### Task objective
Restate the data exactly as given and keep the pictures out.

-- Provided material start --

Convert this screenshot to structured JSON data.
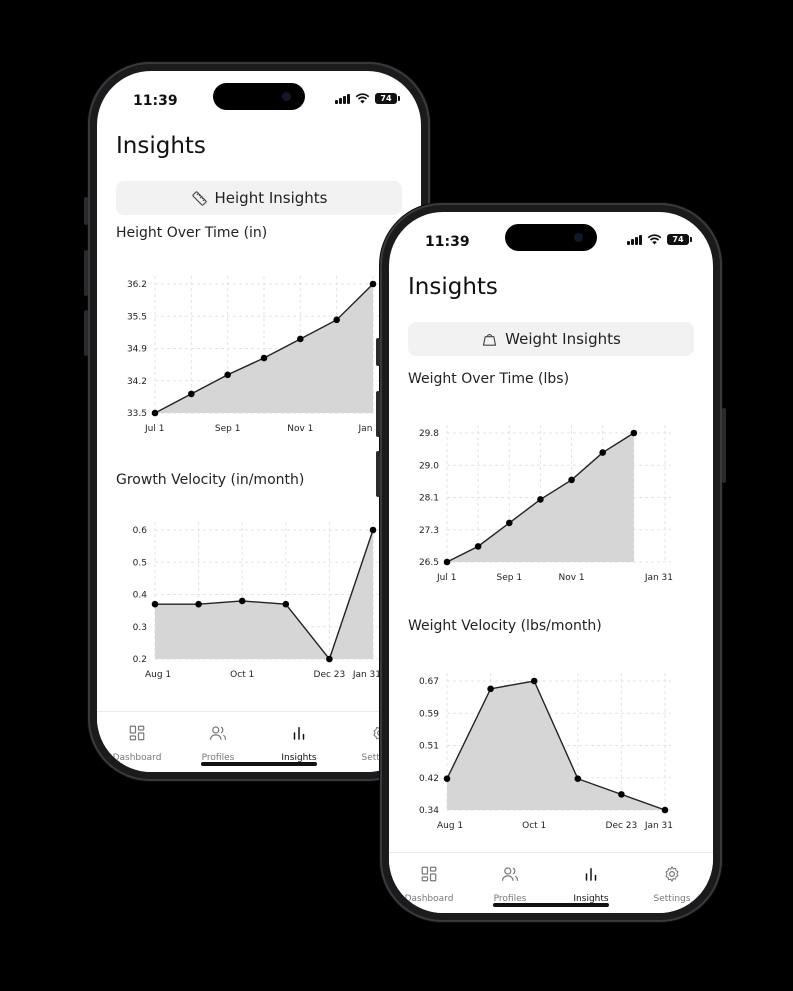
{
  "status": {
    "time": "11:39",
    "battery": "74"
  },
  "nav_tabs": [
    {
      "label": "Dashboard",
      "icon": "grid-icon"
    },
    {
      "label": "Profiles",
      "icon": "users-icon"
    },
    {
      "label": "Insights",
      "icon": "bar-chart-icon"
    },
    {
      "label": "Settings",
      "icon": "gear-icon"
    }
  ],
  "phone1": {
    "title": "Insights",
    "segment": {
      "label": "Height Insights",
      "icon": "ruler-icon"
    },
    "chart1_title": "Height Over Time (in)",
    "chart2_title": "Growth Velocity (in/month)"
  },
  "phone2": {
    "title": "Insights",
    "segment": {
      "label": "Weight Insights",
      "icon": "weight-icon"
    },
    "chart1_title": "Weight Over Time (lbs)",
    "chart2_title": "Weight Velocity (lbs/month)"
  },
  "chart_data": [
    {
      "type": "area",
      "title": "Height Over Time (in)",
      "x": [
        "Jul 1",
        "Aug 1",
        "Sep 1",
        "Oct 1",
        "Nov 1",
        "Dec 1",
        "Jan 1"
      ],
      "y": [
        33.5,
        33.9,
        34.3,
        34.65,
        35.05,
        35.45,
        36.2
      ],
      "xticks": [
        "Jul 1",
        "Sep 1",
        "Nov 1",
        "Jan 1"
      ],
      "ylim": [
        33.5,
        36.2
      ],
      "yticks": [
        "33.5",
        "34.2",
        "34.9",
        "35.5",
        "36.2"
      ],
      "grid": true
    },
    {
      "type": "area",
      "title": "Growth Velocity (in/month)",
      "x": [
        "Aug 1",
        "Sep 1",
        "Oct 1",
        "Nov 1",
        "Dec 23",
        "Jan 31"
      ],
      "y": [
        0.37,
        0.37,
        0.38,
        0.37,
        0.2,
        0.6
      ],
      "xticks": [
        "Aug 1",
        "Oct 1",
        "Dec 23",
        "Jan 31"
      ],
      "ylim": [
        0.2,
        0.6
      ],
      "yticks": [
        "0.2",
        "0.3",
        "0.4",
        "0.5",
        "0.6"
      ],
      "grid": true
    },
    {
      "type": "area",
      "title": "Weight Over Time (lbs)",
      "x": [
        "Jul 1",
        "Aug 1",
        "Sep 1",
        "Oct 1",
        "Nov 1",
        "Dec 1",
        "Jan 1",
        "Jan 31"
      ],
      "y": [
        26.5,
        26.9,
        27.5,
        28.1,
        28.6,
        29.3,
        29.8
      ],
      "xticks": [
        "Jul 1",
        "Sep 1",
        "Nov 1",
        "Jan 31"
      ],
      "ylim": [
        26.5,
        29.8
      ],
      "yticks": [
        "26.5",
        "27.3",
        "28.1",
        "29.0",
        "29.8"
      ],
      "grid": true
    },
    {
      "type": "area",
      "title": "Weight Velocity (lbs/month)",
      "x": [
        "Aug 1",
        "Sep 1",
        "Oct 1",
        "Nov 1",
        "Dec 23",
        "Jan 31"
      ],
      "y": [
        0.42,
        0.65,
        0.67,
        0.42,
        0.38,
        0.34
      ],
      "xticks": [
        "Aug 1",
        "Oct 1",
        "Dec 23",
        "Jan 31"
      ],
      "ylim": [
        0.34,
        0.67
      ],
      "yticks": [
        "0.34",
        "0.42",
        "0.51",
        "0.59",
        "0.67"
      ],
      "grid": true
    }
  ]
}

-- Provided material end --

### Written response
Convert this screenshot to structured JSON data.
{
  "status": {
    "time": "11:39",
    "battery": "74"
  },
  "nav_tabs": [
    {
      "label": "Dashboard",
      "icon": "grid-icon"
    },
    {
      "label": "Profiles",
      "icon": "users-icon"
    },
    {
      "label": "Insights",
      "icon": "bar-chart-icon"
    },
    {
      "label": "Settings",
      "icon": "gear-icon"
    }
  ],
  "phone1": {
    "title": "Insights",
    "segment": {
      "label": "Height Insights",
      "icon": "ruler-icon"
    },
    "chart1_title": "Height Over Time (in)",
    "chart2_title": "Growth Velocity (in/month)"
  },
  "phone2": {
    "title": "Insights",
    "segment": {
      "label": "Weight Insights",
      "icon": "weight-icon"
    },
    "chart1_title": "Weight Over Time (lbs)",
    "chart2_title": "Weight Velocity (lbs/month)"
  },
  "chart_data": [
    {
      "type": "area",
      "title": "Height Over Time (in)",
      "x": [
        "Jul 1",
        "Aug 1",
        "Sep 1",
        "Oct 1",
        "Nov 1",
        "Dec 1",
        "Jan 1"
      ],
      "y": [
        33.5,
        33.9,
        34.3,
        34.65,
        35.05,
        35.45,
        36.2
      ],
      "xticks": [
        "Jul 1",
        "Sep 1",
        "Nov 1",
        "Jan 1"
      ],
      "ylim": [
        33.5,
        36.2
      ],
      "yticks": [
        "33.5",
        "34.2",
        "34.9",
        "35.5",
        "36.2"
      ],
      "grid": true
    },
    {
      "type": "area",
      "title": "Growth Velocity (in/month)",
      "x": [
        "Aug 1",
        "Sep 1",
        "Oct 1",
        "Nov 1",
        "Dec 23",
        "Jan 31"
      ],
      "y": [
        0.37,
        0.37,
        0.38,
        0.37,
        0.2,
        0.6
      ],
      "xticks": [
        "Aug 1",
        "Oct 1",
        "Dec 23",
        "Jan 31"
      ],
      "ylim": [
        0.2,
        0.6
      ],
      "yticks": [
        "0.2",
        "0.3",
        "0.4",
        "0.5",
        "0.6"
      ],
      "grid": true
    },
    {
      "type": "area",
      "title": "Weight Over Time (lbs)",
      "x": [
        "Jul 1",
        "Aug 1",
        "Sep 1",
        "Oct 1",
        "Nov 1",
        "Dec 1",
        "Jan 1",
        "Jan 31"
      ],
      "y": [
        26.5,
        26.9,
        27.5,
        28.1,
        28.6,
        29.3,
        29.8
      ],
      "xticks": [
        "Jul 1",
        "Sep 1",
        "Nov 1",
        "Jan 31"
      ],
      "ylim": [
        26.5,
        29.8
      ],
      "yticks": [
        "26.5",
        "27.3",
        "28.1",
        "29.0",
        "29.8"
      ],
      "grid": true
    },
    {
      "type": "area",
      "title": "Weight Velocity (lbs/month)",
      "x": [
        "Aug 1",
        "Sep 1",
        "Oct 1",
        "Nov 1",
        "Dec 23",
        "Jan 31"
      ],
      "y": [
        0.42,
        0.65,
        0.67,
        0.42,
        0.38,
        0.34
      ],
      "xticks": [
        "Aug 1",
        "Oct 1",
        "Dec 23",
        "Jan 31"
      ],
      "ylim": [
        0.34,
        0.67
      ],
      "yticks": [
        "0.34",
        "0.42",
        "0.51",
        "0.59",
        "0.67"
      ],
      "grid": true
    }
  ]
}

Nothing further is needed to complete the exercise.